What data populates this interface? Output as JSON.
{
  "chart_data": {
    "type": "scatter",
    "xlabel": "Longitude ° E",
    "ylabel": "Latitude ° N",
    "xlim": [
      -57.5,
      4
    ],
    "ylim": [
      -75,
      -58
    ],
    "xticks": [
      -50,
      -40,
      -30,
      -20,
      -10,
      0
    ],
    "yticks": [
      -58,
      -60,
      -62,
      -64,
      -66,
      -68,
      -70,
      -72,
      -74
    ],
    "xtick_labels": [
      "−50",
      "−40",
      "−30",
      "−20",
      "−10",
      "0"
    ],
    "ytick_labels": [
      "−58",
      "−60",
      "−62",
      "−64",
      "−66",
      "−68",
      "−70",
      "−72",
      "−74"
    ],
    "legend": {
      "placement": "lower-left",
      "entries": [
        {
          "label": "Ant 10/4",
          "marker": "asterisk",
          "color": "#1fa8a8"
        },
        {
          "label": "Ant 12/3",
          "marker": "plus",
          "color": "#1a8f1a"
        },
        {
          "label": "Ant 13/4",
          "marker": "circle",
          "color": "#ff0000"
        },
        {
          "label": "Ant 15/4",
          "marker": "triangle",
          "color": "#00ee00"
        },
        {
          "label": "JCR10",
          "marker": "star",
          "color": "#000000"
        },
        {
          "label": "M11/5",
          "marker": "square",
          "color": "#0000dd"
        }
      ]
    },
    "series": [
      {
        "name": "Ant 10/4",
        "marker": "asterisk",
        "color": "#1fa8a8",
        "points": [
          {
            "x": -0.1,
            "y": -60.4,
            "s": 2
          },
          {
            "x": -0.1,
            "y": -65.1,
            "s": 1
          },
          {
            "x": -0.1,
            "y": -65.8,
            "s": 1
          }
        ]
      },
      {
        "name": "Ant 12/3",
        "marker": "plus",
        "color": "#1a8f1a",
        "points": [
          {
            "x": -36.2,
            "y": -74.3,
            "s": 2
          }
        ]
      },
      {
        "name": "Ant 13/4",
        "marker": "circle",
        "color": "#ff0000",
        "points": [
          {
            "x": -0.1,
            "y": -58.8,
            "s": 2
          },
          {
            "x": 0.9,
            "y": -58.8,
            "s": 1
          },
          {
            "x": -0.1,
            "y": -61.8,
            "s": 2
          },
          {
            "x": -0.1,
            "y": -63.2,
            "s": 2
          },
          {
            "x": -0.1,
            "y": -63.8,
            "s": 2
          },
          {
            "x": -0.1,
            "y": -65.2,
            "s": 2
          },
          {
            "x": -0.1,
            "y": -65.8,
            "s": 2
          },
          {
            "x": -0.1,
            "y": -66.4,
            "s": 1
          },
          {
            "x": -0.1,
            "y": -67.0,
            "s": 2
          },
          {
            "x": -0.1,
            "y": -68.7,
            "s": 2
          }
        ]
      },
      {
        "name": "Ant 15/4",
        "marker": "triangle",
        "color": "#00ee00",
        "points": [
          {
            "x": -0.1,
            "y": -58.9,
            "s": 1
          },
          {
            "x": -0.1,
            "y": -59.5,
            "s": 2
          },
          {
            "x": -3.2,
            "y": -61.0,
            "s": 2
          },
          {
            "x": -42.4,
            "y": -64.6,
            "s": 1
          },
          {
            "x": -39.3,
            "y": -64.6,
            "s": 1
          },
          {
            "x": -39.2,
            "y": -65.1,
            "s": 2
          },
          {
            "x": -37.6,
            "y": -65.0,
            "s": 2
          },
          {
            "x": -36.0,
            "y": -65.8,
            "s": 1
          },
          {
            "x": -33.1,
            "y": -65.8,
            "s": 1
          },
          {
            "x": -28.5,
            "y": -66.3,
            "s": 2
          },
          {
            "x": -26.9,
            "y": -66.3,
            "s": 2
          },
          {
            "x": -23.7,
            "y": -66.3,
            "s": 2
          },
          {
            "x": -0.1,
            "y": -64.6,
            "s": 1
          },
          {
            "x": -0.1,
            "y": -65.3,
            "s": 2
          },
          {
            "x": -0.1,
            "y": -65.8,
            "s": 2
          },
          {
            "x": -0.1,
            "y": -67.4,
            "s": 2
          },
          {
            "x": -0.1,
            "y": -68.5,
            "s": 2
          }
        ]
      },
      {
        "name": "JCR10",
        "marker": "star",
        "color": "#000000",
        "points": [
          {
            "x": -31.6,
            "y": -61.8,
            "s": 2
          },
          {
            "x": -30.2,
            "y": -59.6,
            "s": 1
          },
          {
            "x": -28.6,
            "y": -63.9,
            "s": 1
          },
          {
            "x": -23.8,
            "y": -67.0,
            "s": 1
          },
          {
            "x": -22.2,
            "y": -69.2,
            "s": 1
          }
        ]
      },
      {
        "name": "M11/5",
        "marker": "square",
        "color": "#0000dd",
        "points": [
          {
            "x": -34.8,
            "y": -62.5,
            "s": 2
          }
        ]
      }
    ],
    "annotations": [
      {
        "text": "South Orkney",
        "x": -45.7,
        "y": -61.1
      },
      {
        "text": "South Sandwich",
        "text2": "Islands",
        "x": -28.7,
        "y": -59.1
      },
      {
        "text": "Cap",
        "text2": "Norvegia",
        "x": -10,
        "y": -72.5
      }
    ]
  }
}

..............................

EXERCISE OBJECTIVE:
Give the listing again, word for word.

IN RESPONSE:
What data populates this interface? Output as JSON.
{
  "chart_data": {
    "type": "scatter",
    "xlabel": "Longitude ° E",
    "ylabel": "Latitude ° N",
    "xlim": [
      -57.5,
      4
    ],
    "ylim": [
      -75,
      -58
    ],
    "xticks": [
      -50,
      -40,
      -30,
      -20,
      -10,
      0
    ],
    "yticks": [
      -58,
      -60,
      -62,
      -64,
      -66,
      -68,
      -70,
      -72,
      -74
    ],
    "xtick_labels": [
      "−50",
      "−40",
      "−30",
      "−20",
      "−10",
      "0"
    ],
    "ytick_labels": [
      "−58",
      "−60",
      "−62",
      "−64",
      "−66",
      "−68",
      "−70",
      "−72",
      "−74"
    ],
    "legend": {
      "placement": "lower-left",
      "entries": [
        {
          "label": "Ant 10/4",
          "marker": "asterisk",
          "color": "#1fa8a8"
        },
        {
          "label": "Ant 12/3",
          "marker": "plus",
          "color": "#1a8f1a"
        },
        {
          "label": "Ant 13/4",
          "marker": "circle",
          "color": "#ff0000"
        },
        {
          "label": "Ant 15/4",
          "marker": "triangle",
          "color": "#00ee00"
        },
        {
          "label": "JCR10",
          "marker": "star",
          "color": "#000000"
        },
        {
          "label": "M11/5",
          "marker": "square",
          "color": "#0000dd"
        }
      ]
    },
    "series": [
      {
        "name": "Ant 10/4",
        "marker": "asterisk",
        "color": "#1fa8a8",
        "points": [
          {
            "x": -0.1,
            "y": -60.4,
            "s": 2
          },
          {
            "x": -0.1,
            "y": -65.1,
            "s": 1
          },
          {
            "x": -0.1,
            "y": -65.8,
            "s": 1
          }
        ]
      },
      {
        "name": "Ant 12/3",
        "marker": "plus",
        "color": "#1a8f1a",
        "points": [
          {
            "x": -36.2,
            "y": -74.3,
            "s": 2
          }
        ]
      },
      {
        "name": "Ant 13/4",
        "marker": "circle",
        "color": "#ff0000",
        "points": [
          {
            "x": -0.1,
            "y": -58.8,
            "s": 2
          },
          {
            "x": 0.9,
            "y": -58.8,
            "s": 1
          },
          {
            "x": -0.1,
            "y": -61.8,
            "s": 2
          },
          {
            "x": -0.1,
            "y": -63.2,
            "s": 2
          },
          {
            "x": -0.1,
            "y": -63.8,
            "s": 2
          },
          {
            "x": -0.1,
            "y": -65.2,
            "s": 2
          },
          {
            "x": -0.1,
            "y": -65.8,
            "s": 2
          },
          {
            "x": -0.1,
            "y": -66.4,
            "s": 1
          },
          {
            "x": -0.1,
            "y": -67.0,
            "s": 2
          },
          {
            "x": -0.1,
            "y": -68.7,
            "s": 2
          }
        ]
      },
      {
        "name": "Ant 15/4",
        "marker": "triangle",
        "color": "#00ee00",
        "points": [
          {
            "x": -0.1,
            "y": -58.9,
            "s": 1
          },
          {
            "x": -0.1,
            "y": -59.5,
            "s": 2
          },
          {
            "x": -3.2,
            "y": -61.0,
            "s": 2
          },
          {
            "x": -42.4,
            "y": -64.6,
            "s": 1
          },
          {
            "x": -39.3,
            "y": -64.6,
            "s": 1
          },
          {
            "x": -39.2,
            "y": -65.1,
            "s": 2
          },
          {
            "x": -37.6,
            "y": -65.0,
            "s": 2
          },
          {
            "x": -36.0,
            "y": -65.8,
            "s": 1
          },
          {
            "x": -33.1,
            "y": -65.8,
            "s": 1
          },
          {
            "x": -28.5,
            "y": -66.3,
            "s": 2
          },
          {
            "x": -26.9,
            "y": -66.3,
            "s": 2
          },
          {
            "x": -23.7,
            "y": -66.3,
            "s": 2
          },
          {
            "x": -0.1,
            "y": -64.6,
            "s": 1
          },
          {
            "x": -0.1,
            "y": -65.3,
            "s": 2
          },
          {
            "x": -0.1,
            "y": -65.8,
            "s": 2
          },
          {
            "x": -0.1,
            "y": -67.4,
            "s": 2
          },
          {
            "x": -0.1,
            "y": -68.5,
            "s": 2
          }
        ]
      },
      {
        "name": "JCR10",
        "marker": "star",
        "color": "#000000",
        "points": [
          {
            "x": -31.6,
            "y": -61.8,
            "s": 2
          },
          {
            "x": -30.2,
            "y": -59.6,
            "s": 1
          },
          {
            "x": -28.6,
            "y": -63.9,
            "s": 1
          },
          {
            "x": -23.8,
            "y": -67.0,
            "s": 1
          },
          {
            "x": -22.2,
            "y": -69.2,
            "s": 1
          }
        ]
      },
      {
        "name": "M11/5",
        "marker": "square",
        "color": "#0000dd",
        "points": [
          {
            "x": -34.8,
            "y": -62.5,
            "s": 2
          }
        ]
      }
    ],
    "annotations": [
      {
        "text": "South Orkney",
        "x": -45.7,
        "y": -61.1
      },
      {
        "text": "South Sandwich",
        "text2": "Islands",
        "x": -28.7,
        "y": -59.1
      },
      {
        "text": "Cap",
        "text2": "Norvegia",
        "x": -10,
        "y": -72.5
      }
    ]
  }
}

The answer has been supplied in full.